Annotated element listings:
▬▬▬▬▬▬
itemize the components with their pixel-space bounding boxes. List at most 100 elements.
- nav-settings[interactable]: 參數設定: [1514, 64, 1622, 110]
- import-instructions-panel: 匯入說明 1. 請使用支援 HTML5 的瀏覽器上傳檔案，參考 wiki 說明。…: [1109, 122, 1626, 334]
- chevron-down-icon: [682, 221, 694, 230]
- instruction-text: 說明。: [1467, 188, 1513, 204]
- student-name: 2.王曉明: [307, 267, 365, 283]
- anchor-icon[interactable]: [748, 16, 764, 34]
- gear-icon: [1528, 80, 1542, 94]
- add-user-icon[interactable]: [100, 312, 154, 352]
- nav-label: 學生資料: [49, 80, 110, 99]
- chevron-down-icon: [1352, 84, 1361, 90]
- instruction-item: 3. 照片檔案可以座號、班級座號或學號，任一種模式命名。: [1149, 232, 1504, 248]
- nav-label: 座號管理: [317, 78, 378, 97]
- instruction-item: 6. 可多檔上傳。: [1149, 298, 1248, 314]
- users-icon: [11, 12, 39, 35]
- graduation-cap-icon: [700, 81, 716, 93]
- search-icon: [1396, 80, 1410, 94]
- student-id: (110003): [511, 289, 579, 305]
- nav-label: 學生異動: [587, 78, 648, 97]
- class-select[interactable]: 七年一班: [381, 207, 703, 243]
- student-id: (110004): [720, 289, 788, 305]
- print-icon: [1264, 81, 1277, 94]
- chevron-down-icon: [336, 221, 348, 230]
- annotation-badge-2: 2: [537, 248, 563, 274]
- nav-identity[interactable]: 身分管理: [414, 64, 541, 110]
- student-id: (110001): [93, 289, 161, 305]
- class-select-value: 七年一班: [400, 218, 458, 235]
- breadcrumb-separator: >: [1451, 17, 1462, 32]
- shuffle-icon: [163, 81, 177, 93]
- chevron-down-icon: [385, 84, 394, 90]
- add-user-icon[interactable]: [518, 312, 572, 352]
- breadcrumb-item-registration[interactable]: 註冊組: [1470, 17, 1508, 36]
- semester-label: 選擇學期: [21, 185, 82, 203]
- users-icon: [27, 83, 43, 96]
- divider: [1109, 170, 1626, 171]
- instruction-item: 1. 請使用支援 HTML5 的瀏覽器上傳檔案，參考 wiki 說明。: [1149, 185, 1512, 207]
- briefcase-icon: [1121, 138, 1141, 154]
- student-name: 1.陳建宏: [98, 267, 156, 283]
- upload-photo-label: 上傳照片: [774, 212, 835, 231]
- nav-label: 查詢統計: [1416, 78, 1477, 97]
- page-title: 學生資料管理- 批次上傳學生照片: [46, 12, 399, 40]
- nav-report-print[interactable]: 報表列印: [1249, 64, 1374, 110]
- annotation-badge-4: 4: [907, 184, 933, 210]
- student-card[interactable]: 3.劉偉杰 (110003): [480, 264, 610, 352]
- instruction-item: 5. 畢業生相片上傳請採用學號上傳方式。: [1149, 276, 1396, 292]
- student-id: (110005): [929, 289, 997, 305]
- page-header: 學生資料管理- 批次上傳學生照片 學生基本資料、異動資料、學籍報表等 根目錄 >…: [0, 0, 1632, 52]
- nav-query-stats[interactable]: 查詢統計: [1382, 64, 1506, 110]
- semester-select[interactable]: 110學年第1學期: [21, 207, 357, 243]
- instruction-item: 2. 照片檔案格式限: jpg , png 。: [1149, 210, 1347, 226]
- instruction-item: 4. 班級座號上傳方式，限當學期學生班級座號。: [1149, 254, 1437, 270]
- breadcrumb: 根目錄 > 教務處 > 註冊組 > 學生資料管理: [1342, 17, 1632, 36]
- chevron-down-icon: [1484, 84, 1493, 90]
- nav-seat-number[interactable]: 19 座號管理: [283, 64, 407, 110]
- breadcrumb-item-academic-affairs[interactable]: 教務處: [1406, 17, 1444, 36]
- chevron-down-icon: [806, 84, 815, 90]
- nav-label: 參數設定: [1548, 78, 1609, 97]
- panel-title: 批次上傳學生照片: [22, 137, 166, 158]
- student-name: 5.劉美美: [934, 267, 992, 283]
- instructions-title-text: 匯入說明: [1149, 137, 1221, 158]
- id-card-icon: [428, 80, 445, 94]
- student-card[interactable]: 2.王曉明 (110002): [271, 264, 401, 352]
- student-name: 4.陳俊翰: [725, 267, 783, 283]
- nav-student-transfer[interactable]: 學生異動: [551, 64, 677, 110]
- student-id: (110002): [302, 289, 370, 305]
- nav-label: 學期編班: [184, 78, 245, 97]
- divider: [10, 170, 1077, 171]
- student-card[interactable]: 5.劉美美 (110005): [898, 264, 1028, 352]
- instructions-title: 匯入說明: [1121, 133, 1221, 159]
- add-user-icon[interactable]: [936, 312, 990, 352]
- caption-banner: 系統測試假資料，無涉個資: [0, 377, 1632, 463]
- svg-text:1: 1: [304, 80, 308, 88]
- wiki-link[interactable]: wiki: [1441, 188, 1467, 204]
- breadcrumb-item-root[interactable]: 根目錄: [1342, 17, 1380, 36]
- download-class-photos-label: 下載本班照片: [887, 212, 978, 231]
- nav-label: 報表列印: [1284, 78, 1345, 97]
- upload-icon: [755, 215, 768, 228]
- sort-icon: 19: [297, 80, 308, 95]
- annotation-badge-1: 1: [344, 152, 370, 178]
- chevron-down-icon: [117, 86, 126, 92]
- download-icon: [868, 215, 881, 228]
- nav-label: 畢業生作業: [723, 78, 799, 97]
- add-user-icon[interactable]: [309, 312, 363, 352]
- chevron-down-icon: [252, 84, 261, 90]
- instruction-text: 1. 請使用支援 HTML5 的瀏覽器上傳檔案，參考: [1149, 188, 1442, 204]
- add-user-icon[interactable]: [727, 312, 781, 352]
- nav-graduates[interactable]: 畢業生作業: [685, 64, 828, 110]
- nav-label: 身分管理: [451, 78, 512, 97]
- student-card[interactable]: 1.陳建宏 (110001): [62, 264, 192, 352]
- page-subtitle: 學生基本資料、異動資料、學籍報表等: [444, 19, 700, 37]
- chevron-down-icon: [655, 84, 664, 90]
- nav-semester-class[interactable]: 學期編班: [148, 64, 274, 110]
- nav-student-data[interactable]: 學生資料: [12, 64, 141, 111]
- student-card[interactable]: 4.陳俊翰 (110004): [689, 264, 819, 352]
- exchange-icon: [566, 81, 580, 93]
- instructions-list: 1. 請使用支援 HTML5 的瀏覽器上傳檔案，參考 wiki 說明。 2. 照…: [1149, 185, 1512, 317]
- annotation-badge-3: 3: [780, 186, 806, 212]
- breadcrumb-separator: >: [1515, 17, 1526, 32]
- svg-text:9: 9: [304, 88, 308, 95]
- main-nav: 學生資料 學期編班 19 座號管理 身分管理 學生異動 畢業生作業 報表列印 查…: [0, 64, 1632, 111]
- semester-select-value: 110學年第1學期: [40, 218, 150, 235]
▬▬▬▬▬▬
How many lines in the rows above contain the string "畢業生作業", matching case? Reply with the number alone.

3